▸ INPUT DATA
+ + + +

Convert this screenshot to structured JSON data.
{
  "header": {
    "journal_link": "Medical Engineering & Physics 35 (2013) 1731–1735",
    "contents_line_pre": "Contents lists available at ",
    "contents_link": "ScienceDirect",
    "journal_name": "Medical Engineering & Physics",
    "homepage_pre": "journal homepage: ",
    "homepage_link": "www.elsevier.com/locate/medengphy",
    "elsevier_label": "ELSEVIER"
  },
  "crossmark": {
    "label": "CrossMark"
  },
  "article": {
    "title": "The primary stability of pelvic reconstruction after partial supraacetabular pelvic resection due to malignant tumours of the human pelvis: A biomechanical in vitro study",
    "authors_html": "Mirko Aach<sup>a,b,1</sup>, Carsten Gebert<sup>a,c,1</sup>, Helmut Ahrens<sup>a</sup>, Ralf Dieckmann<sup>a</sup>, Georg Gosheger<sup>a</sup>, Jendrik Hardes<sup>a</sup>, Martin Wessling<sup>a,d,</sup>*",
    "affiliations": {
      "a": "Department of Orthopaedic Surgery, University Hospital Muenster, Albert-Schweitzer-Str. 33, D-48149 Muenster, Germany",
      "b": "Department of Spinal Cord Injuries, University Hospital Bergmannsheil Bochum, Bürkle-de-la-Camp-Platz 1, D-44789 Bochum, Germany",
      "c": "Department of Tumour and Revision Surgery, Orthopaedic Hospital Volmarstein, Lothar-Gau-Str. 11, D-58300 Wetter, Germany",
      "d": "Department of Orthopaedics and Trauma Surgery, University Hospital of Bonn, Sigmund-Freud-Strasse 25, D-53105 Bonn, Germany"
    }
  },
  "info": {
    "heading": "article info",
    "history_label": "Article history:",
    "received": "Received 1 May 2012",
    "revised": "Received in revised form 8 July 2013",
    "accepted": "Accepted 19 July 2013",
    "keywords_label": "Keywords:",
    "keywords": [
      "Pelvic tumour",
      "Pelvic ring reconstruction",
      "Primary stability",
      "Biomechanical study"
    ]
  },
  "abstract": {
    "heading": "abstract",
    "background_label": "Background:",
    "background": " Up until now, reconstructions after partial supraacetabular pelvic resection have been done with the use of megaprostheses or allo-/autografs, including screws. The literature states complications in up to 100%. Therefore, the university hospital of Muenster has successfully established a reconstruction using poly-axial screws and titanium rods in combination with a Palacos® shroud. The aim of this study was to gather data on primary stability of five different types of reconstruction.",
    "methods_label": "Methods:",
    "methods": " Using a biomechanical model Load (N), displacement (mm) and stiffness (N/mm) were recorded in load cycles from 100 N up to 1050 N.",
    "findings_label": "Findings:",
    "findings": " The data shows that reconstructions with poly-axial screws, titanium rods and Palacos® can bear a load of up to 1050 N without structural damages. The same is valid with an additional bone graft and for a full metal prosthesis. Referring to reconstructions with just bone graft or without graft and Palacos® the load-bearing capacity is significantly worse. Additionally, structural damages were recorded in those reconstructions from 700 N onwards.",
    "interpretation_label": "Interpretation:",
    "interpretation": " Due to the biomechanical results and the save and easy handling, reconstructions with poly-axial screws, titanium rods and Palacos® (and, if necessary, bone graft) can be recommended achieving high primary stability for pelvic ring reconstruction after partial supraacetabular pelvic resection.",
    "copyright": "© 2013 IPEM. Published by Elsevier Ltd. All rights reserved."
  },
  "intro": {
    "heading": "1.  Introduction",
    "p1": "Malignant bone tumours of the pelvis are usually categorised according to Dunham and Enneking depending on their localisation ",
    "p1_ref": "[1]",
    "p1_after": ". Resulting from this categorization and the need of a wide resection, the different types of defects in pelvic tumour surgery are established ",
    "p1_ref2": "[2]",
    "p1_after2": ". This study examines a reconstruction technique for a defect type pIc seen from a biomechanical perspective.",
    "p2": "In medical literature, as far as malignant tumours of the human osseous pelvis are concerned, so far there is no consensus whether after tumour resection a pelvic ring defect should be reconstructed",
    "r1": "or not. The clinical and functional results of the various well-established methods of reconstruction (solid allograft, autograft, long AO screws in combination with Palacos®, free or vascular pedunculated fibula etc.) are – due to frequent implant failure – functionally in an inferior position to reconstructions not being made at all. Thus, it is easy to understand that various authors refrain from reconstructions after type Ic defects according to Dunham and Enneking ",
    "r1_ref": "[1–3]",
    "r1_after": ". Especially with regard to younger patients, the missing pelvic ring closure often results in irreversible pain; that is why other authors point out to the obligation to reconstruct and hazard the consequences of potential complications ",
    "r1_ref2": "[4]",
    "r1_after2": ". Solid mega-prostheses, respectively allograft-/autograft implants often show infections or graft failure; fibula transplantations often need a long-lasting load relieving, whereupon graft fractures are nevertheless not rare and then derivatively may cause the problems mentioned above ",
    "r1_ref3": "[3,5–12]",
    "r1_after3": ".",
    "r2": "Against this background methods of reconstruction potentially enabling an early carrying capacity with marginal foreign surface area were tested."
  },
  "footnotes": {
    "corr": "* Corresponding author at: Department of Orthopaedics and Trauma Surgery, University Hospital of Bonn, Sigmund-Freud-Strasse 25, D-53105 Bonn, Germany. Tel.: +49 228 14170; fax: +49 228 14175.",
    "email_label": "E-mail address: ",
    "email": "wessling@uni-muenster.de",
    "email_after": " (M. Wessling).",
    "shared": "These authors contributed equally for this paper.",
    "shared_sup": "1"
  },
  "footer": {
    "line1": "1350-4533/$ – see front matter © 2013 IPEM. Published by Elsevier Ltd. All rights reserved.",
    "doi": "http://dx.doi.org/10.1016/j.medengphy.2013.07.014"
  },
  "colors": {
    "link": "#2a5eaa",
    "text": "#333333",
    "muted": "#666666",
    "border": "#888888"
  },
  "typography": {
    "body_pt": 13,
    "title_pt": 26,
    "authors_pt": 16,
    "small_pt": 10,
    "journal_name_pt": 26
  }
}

+ + + +

Print the entries again so that each one matches exactly.

Convert this screenshot to structured JSON data.
{
  "header": {
    "journal_link": "Medical Engineering & Physics 35 (2013) 1731–1735",
    "contents_line_pre": "Contents lists available at ",
    "contents_link": "ScienceDirect",
    "journal_name": "Medical Engineering & Physics",
    "homepage_pre": "journal homepage: ",
    "homepage_link": "www.elsevier.com/locate/medengphy",
    "elsevier_label": "ELSEVIER"
  },
  "crossmark": {
    "label": "CrossMark"
  },
  "article": {
    "title": "The primary stability of pelvic reconstruction after partial supraacetabular pelvic resection due to malignant tumours of the human pelvis: A biomechanical in vitro study",
    "authors_html": "Mirko Aach<sup>a,b,1</sup>, Carsten Gebert<sup>a,c,1</sup>, Helmut Ahrens<sup>a</sup>, Ralf Dieckmann<sup>a</sup>, Georg Gosheger<sup>a</sup>, Jendrik Hardes<sup>a</sup>, Martin Wessling<sup>a,d,</sup>*",
    "affiliations": {
      "a": "Department of Orthopaedic Surgery, University Hospital Muenster, Albert-Schweitzer-Str. 33, D-48149 Muenster, Germany",
      "b": "Department of Spinal Cord Injuries, University Hospital Bergmannsheil Bochum, Bürkle-de-la-Camp-Platz 1, D-44789 Bochum, Germany",
      "c": "Department of Tumour and Revision Surgery, Orthopaedic Hospital Volmarstein, Lothar-Gau-Str. 11, D-58300 Wetter, Germany",
      "d": "Department of Orthopaedics and Trauma Surgery, University Hospital of Bonn, Sigmund-Freud-Strasse 25, D-53105 Bonn, Germany"
    }
  },
  "info": {
    "heading": "article info",
    "history_label": "Article history:",
    "received": "Received 1 May 2012",
    "revised": "Received in revised form 8 July 2013",
    "accepted": "Accepted 19 July 2013",
    "keywords_label": "Keywords:",
    "keywords": [
      "Pelvic tumour",
      "Pelvic ring reconstruction",
      "Primary stability",
      "Biomechanical study"
    ]
  },
  "abstract": {
    "heading": "abstract",
    "background_label": "Background:",
    "background": " Up until now, reconstructions after partial supraacetabular pelvic resection have been done with the use of megaprostheses or allo-/autografs, including screws. The literature states complications in up to 100%. Therefore, the university hospital of Muenster has successfully established a reconstruction using poly-axial screws and titanium rods in combination with a Palacos® shroud. The aim of this study was to gather data on primary stability of five different types of reconstruction.",
    "methods_label": "Methods:",
    "methods": " Using a biomechanical model Load (N), displacement (mm) and stiffness (N/mm) were recorded in load cycles from 100 N up to 1050 N.",
    "findings_label": "Findings:",
    "findings": " The data shows that reconstructions with poly-axial screws, titanium rods and Palacos® can bear a load of up to 1050 N without structural damages. The same is valid with an additional bone graft and for a full metal prosthesis. Referring to reconstructions with just bone graft or without graft and Palacos® the load-bearing capacity is significantly worse. Additionally, structural damages were recorded in those reconstructions from 700 N onwards.",
    "interpretation_label": "Interpretation:",
    "interpretation": " Due to the biomechanical results and the save and easy handling, reconstructions with poly-axial screws, titanium rods and Palacos® (and, if necessary, bone graft) can be recommended achieving high primary stability for pelvic ring reconstruction after partial supraacetabular pelvic resection.",
    "copyright": "© 2013 IPEM. Published by Elsevier Ltd. All rights reserved."
  },
  "intro": {
    "heading": "1.  Introduction",
    "p1": "Malignant bone tumours of the pelvis are usually categorised according to Dunham and Enneking depending on their localisation ",
    "p1_ref": "[1]",
    "p1_after": ". Resulting from this categorization and the need of a wide resection, the different types of defects in pelvic tumour surgery are established ",
    "p1_ref2": "[2]",
    "p1_after2": ". This study examines a reconstruction technique for a defect type pIc seen from a biomechanical perspective.",
    "p2": "In medical literature, as far as malignant tumours of the human osseous pelvis are concerned, so far there is no consensus whether after tumour resection a pelvic ring defect should be reconstructed",
    "r1": "or not. The clinical and functional results of the various well-established methods of reconstruction (solid allograft, autograft, long AO screws in combination with Palacos®, free or vascular pedunculated fibula etc.) are – due to frequent implant failure – functionally in an inferior position to reconstructions not being made at all. Thus, it is easy to understand that various authors refrain from reconstructions after type Ic defects according to Dunham and Enneking ",
    "r1_ref": "[1–3]",
    "r1_after": ". Especially with regard to younger patients, the missing pelvic ring closure often results in irreversible pain; that is why other authors point out to the obligation to reconstruct and hazard the consequences of potential complications ",
    "r1_ref2": "[4]",
    "r1_after2": ". Solid mega-prostheses, respectively allograft-/autograft implants often show infections or graft failure; fibula transplantations often need a long-lasting load relieving, whereupon graft fractures are nevertheless not rare and then derivatively may cause the problems mentioned above ",
    "r1_ref3": "[3,5–12]",
    "r1_after3": ".",
    "r2": "Against this background methods of reconstruction potentially enabling an early carrying capacity with marginal foreign surface area were tested."
  },
  "footnotes": {
    "corr": "* Corresponding author at: Department of Orthopaedics and Trauma Surgery, University Hospital of Bonn, Sigmund-Freud-Strasse 25, D-53105 Bonn, Germany. Tel.: +49 228 14170; fax: +49 228 14175.",
    "email_label": "E-mail address: ",
    "email": "wessling@uni-muenster.de",
    "email_after": " (M. Wessling).",
    "shared": "These authors contributed equally for this paper.",
    "shared_sup": "1"
  },
  "footer": {
    "line1": "1350-4533/$ – see front matter © 2013 IPEM. Published by Elsevier Ltd. All rights reserved.",
    "doi": "http://dx.doi.org/10.1016/j.medengphy.2013.07.014"
  },
  "colors": {
    "link": "#2a5eaa",
    "text": "#333333",
    "muted": "#666666",
    "border": "#888888"
  },
  "typography": {
    "body_pt": 13,
    "title_pt": 26,
    "authors_pt": 16,
    "small_pt": 10,
    "journal_name_pt": 26
  }
}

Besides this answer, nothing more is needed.